#### Data records:
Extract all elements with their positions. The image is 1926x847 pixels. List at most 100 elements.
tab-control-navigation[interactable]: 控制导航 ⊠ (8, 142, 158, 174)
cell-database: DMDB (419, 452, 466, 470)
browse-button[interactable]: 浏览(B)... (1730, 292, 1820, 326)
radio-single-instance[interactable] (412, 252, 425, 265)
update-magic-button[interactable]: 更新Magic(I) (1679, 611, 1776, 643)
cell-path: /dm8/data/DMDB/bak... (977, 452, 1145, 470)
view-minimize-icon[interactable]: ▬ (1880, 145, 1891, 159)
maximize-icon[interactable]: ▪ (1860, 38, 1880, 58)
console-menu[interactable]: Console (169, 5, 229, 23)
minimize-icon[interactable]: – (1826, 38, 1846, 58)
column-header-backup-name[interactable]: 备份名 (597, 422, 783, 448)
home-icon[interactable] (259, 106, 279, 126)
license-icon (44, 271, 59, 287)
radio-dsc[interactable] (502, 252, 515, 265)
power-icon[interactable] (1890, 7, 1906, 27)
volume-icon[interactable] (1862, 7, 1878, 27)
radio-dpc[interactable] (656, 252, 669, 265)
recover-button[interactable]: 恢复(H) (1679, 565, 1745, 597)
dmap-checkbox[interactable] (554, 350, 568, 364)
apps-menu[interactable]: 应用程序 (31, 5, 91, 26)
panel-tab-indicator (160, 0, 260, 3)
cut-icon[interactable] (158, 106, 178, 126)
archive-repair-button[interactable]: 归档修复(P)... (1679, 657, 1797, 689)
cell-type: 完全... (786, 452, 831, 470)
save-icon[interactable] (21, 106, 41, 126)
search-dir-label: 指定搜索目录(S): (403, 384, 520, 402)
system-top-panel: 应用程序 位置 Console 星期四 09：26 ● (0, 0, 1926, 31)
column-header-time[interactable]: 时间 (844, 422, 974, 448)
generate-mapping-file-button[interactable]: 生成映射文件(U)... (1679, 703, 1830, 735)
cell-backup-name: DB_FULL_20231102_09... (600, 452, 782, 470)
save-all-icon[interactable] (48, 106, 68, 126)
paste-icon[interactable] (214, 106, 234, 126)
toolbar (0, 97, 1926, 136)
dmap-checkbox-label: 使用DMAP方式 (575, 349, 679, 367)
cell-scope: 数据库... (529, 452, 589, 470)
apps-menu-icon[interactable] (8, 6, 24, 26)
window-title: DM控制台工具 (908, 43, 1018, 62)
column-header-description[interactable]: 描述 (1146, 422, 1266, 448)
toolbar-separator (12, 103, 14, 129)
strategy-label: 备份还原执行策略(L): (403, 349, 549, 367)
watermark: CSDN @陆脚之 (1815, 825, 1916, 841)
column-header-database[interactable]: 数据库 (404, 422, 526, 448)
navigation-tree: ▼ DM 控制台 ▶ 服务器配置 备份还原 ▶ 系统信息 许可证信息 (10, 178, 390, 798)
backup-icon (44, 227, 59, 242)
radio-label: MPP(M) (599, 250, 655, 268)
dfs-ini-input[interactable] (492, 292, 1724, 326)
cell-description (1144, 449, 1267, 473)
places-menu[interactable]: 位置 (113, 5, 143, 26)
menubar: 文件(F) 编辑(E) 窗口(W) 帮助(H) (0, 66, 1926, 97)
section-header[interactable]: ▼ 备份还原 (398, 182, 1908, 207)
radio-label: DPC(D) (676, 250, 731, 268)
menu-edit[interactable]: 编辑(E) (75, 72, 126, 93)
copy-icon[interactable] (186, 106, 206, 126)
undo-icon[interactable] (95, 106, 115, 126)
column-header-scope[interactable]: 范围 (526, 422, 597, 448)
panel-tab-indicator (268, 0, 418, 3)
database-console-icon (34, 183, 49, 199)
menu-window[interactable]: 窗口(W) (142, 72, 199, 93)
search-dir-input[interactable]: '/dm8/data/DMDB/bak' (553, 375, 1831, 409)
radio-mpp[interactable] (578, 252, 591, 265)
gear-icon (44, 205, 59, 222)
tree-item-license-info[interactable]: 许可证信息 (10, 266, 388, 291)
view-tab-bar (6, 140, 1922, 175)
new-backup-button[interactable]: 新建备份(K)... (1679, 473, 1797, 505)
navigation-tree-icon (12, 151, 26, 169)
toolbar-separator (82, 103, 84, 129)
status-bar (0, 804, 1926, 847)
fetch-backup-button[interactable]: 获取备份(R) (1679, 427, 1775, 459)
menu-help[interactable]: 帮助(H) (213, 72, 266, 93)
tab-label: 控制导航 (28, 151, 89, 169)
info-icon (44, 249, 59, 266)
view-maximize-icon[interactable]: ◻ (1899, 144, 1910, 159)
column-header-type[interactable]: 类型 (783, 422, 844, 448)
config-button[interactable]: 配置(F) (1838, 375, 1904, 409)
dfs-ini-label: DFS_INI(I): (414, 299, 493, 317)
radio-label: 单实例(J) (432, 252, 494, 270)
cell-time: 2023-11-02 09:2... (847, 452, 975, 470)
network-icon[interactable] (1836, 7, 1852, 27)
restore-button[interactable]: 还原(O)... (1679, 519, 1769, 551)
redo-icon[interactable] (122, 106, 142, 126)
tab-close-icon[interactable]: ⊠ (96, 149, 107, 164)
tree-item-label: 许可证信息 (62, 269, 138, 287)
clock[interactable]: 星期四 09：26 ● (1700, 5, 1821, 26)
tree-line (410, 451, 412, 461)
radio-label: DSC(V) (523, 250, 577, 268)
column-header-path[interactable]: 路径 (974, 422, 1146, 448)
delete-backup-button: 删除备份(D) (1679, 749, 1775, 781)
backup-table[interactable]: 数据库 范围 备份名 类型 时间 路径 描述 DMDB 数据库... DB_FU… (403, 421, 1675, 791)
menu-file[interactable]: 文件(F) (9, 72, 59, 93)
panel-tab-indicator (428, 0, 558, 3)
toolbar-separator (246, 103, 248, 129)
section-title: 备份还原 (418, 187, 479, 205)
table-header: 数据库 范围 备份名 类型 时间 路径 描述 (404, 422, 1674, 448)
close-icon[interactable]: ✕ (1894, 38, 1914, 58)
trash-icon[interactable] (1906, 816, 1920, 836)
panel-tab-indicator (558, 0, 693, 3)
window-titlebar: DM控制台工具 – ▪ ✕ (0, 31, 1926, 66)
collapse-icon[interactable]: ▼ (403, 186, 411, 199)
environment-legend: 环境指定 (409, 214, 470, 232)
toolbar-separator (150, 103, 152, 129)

#### Written exercise:
Quote the lines above, from the first line through the line containing "strategy-label: 备份还原执行策略(L): (403, 349, 549, 367)", with each one reproduced character for character.

#### Result of the exercise:
Extract all elements with their positions. The image is 1926x847 pixels. List at most 100 elements.
tab-control-navigation[interactable]: 控制导航 ⊠ (8, 142, 158, 174)
cell-database: DMDB (419, 452, 466, 470)
browse-button[interactable]: 浏览(B)... (1730, 292, 1820, 326)
radio-single-instance[interactable] (412, 252, 425, 265)
update-magic-button[interactable]: 更新Magic(I) (1679, 611, 1776, 643)
cell-path: /dm8/data/DMDB/bak... (977, 452, 1145, 470)
view-minimize-icon[interactable]: ▬ (1880, 145, 1891, 159)
maximize-icon[interactable]: ▪ (1860, 38, 1880, 58)
console-menu[interactable]: Console (169, 5, 229, 23)
minimize-icon[interactable]: – (1826, 38, 1846, 58)
column-header-backup-name[interactable]: 备份名 (597, 422, 783, 448)
home-icon[interactable] (259, 106, 279, 126)
license-icon (44, 271, 59, 287)
radio-dsc[interactable] (502, 252, 515, 265)
power-icon[interactable] (1890, 7, 1906, 27)
volume-icon[interactable] (1862, 7, 1878, 27)
radio-dpc[interactable] (656, 252, 669, 265)
recover-button[interactable]: 恢复(H) (1679, 565, 1745, 597)
dmap-checkbox[interactable] (554, 350, 568, 364)
apps-menu[interactable]: 应用程序 (31, 5, 91, 26)
panel-tab-indicator (160, 0, 260, 3)
cut-icon[interactable] (158, 106, 178, 126)
archive-repair-button[interactable]: 归档修复(P)... (1679, 657, 1797, 689)
cell-type: 完全... (786, 452, 831, 470)
save-icon[interactable] (21, 106, 41, 126)
search-dir-label: 指定搜索目录(S): (403, 384, 520, 402)
system-top-panel: 应用程序 位置 Console 星期四 09：26 ● (0, 0, 1926, 31)
column-header-time[interactable]: 时间 (844, 422, 974, 448)
generate-mapping-file-button[interactable]: 生成映射文件(U)... (1679, 703, 1830, 735)
cell-backup-name: DB_FULL_20231102_09... (600, 452, 782, 470)
save-all-icon[interactable] (48, 106, 68, 126)
paste-icon[interactable] (214, 106, 234, 126)
toolbar (0, 97, 1926, 136)
dmap-checkbox-label: 使用DMAP方式 (575, 349, 679, 367)
cell-scope: 数据库... (529, 452, 589, 470)
apps-menu-icon[interactable] (8, 6, 24, 26)
window-title: DM控制台工具 (908, 43, 1018, 62)
column-header-description[interactable]: 描述 (1146, 422, 1266, 448)
toolbar-separator (12, 103, 14, 129)
strategy-label: 备份还原执行策略(L): (403, 349, 549, 367)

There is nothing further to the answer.